**GIVEN INSTRUCTION**
Repeat every entry word for word, skipping the pictures.

::: EXERCISE MATERIAL

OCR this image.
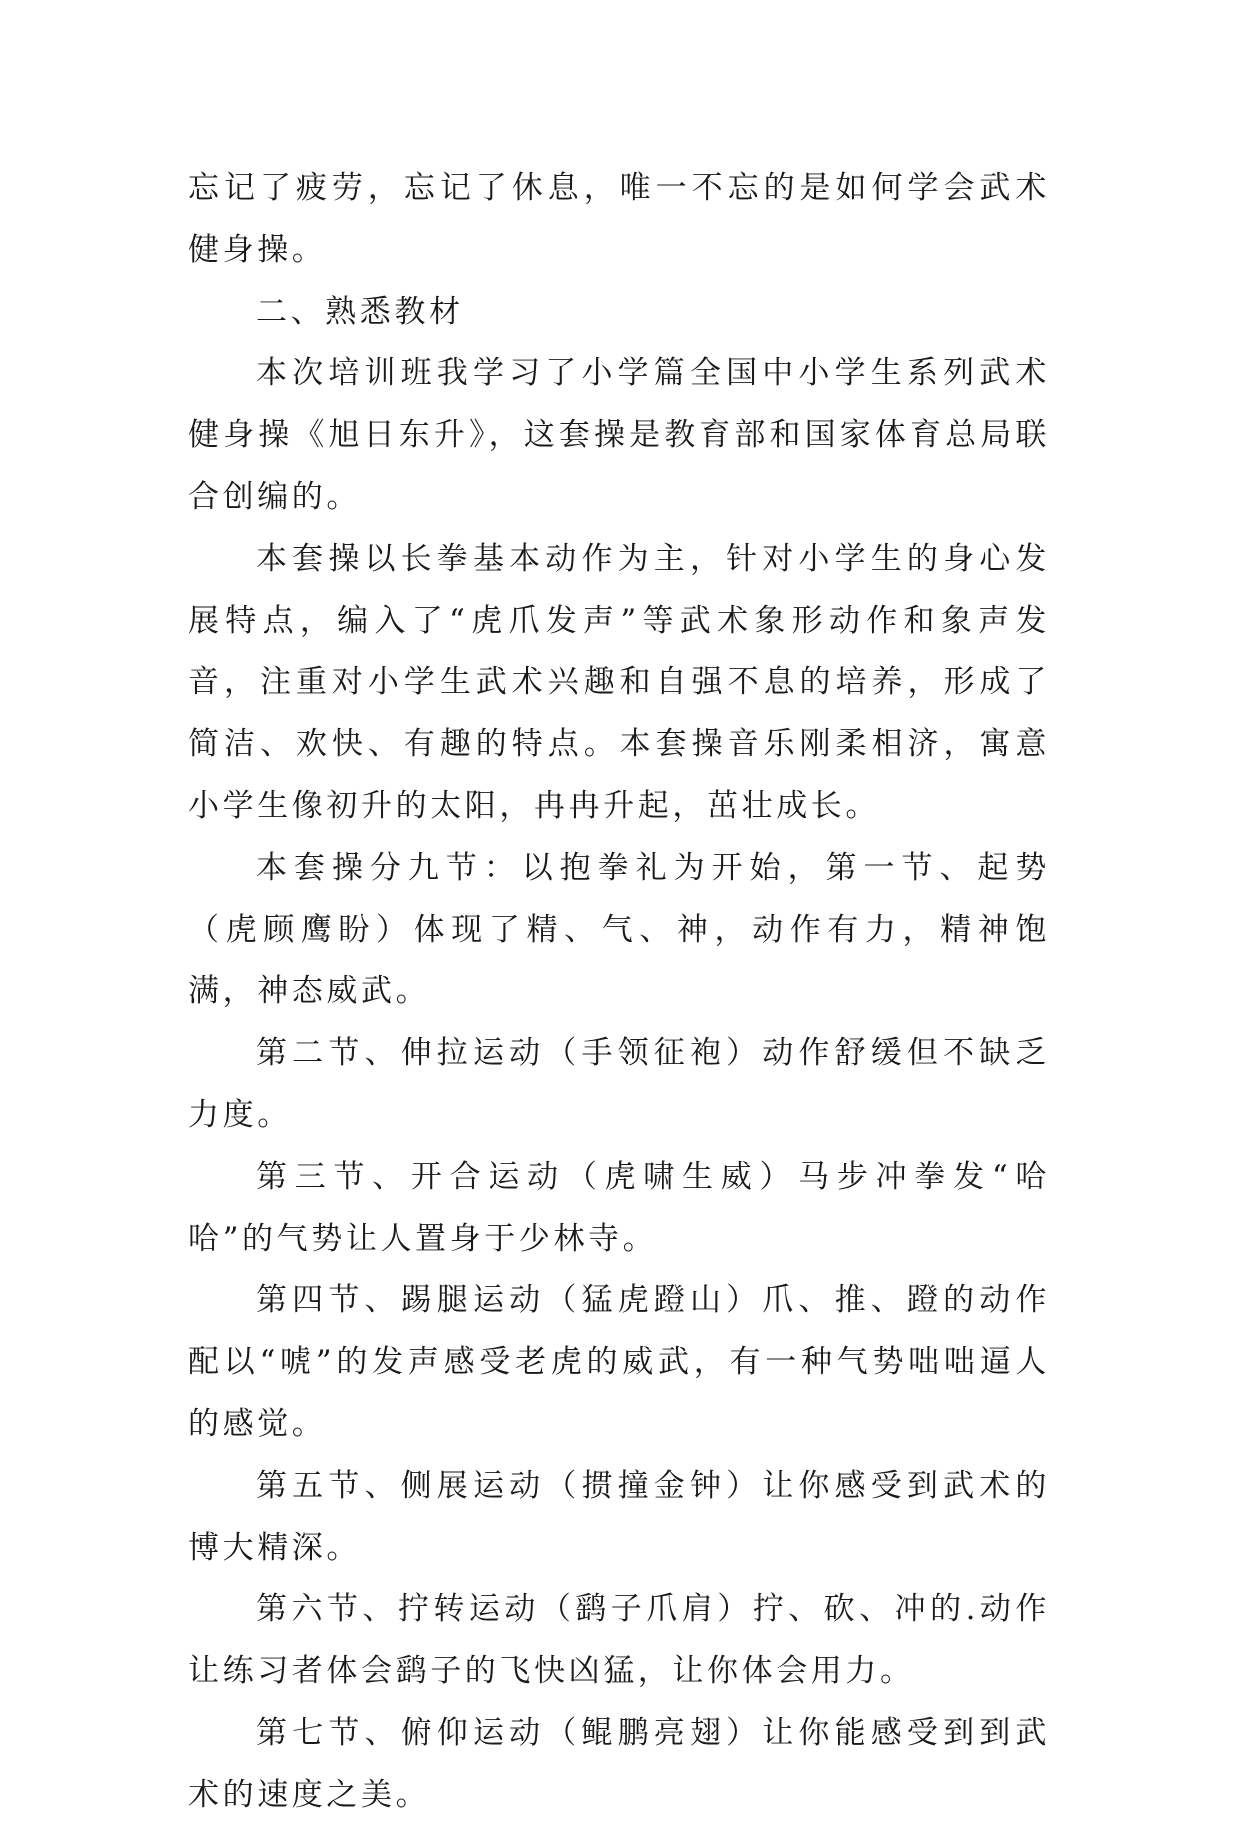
忘记了疲劳，忘记了休息，唯一不忘的是如何学会武术健身操。

二、熟悉教材

本次培训班我学习了小学篇全国中小学生系列武术健身操《旭日东升》，这套操是教育部和国家体育总局联合创编的。

本套操以长拳基本动作为主，针对小学生的身心发展特点，编入了“虎爪发声”等武术象形动作和象声发音，注重对小学生武术兴趣和自强不息的培养，形成了简洁、欢快、有趣的特点。本套操音乐刚柔相济，寓意小学生像初升的太阳，冉冉升起，茁壮成长。

本套操分九节：以抱拳礼为开始，第一节、起势（虎顾鹰盼）体现了精、气、神，动作有力，精神饱满，神态威武。

第二节、伸拉运动（手领征袍）动作舒缓但不缺乏力度。

第三节、开合运动（虎啸生威）马步冲拳发“哈哈”的气势让人置身于少林寺。

第四节、踢腿运动（猛虎蹬山）爪、推、蹬的动作配以“唬”的发声感受老虎的威武，有一种气势咄咄逼人的感觉。

第五节、侧展运动（掼撞金钟）让你感受到武术的博大精深。

第六节、拧转运动（鹞子爪肩）拧、砍、冲的.动作让练习者体会鹞子的飞快凶猛，让你体会用力。

第七节、俯仰运动（鲲鹏亮翅）让你能感受到到武术的速度之美。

::::::

**SOLUTION FOR THIS TASK**
OCR this image.
忘记了疲劳，忘记了休息，唯一不忘的是如何学会武术健身操。

二、熟悉教材

本次培训班我学习了小学篇全国中小学生系列武术健身操《旭日东升》，这套操是教育部和国家体育总局联合创编的。

本套操以长拳基本动作为主，针对小学生的身心发展特点，编入了“虎爪发声”等武术象形动作和象声发音，注重对小学生武术兴趣和自强不息的培养，形成了简洁、欢快、有趣的特点。本套操音乐刚柔相济，寓意小学生像初升的太阳，冉冉升起，茁壮成长。

本套操分九节：以抱拳礼为开始，第一节、起势（虎顾鹰盼）体现了精、气、神，动作有力，精神饱满，神态威武。

第二节、伸拉运动（手领征袍）动作舒缓但不缺乏力度。

第三节、开合运动（虎啸生威）马步冲拳发“哈哈”的气势让人置身于少林寺。

第四节、踢腿运动（猛虎蹬山）爪、推、蹬的动作配以“唬”的发声感受老虎的威武，有一种气势咄咄逼人的感觉。

第五节、侧展运动（掼撞金钟）让你感受到武术的博大精深。

第六节、拧转运动（鹞子爪肩）拧、砍、冲的.动作让练习者体会鹞子的飞快凶猛，让你体会用力。

第七节、俯仰运动（鲲鹏亮翅）让你能感受到到武术的速度之美。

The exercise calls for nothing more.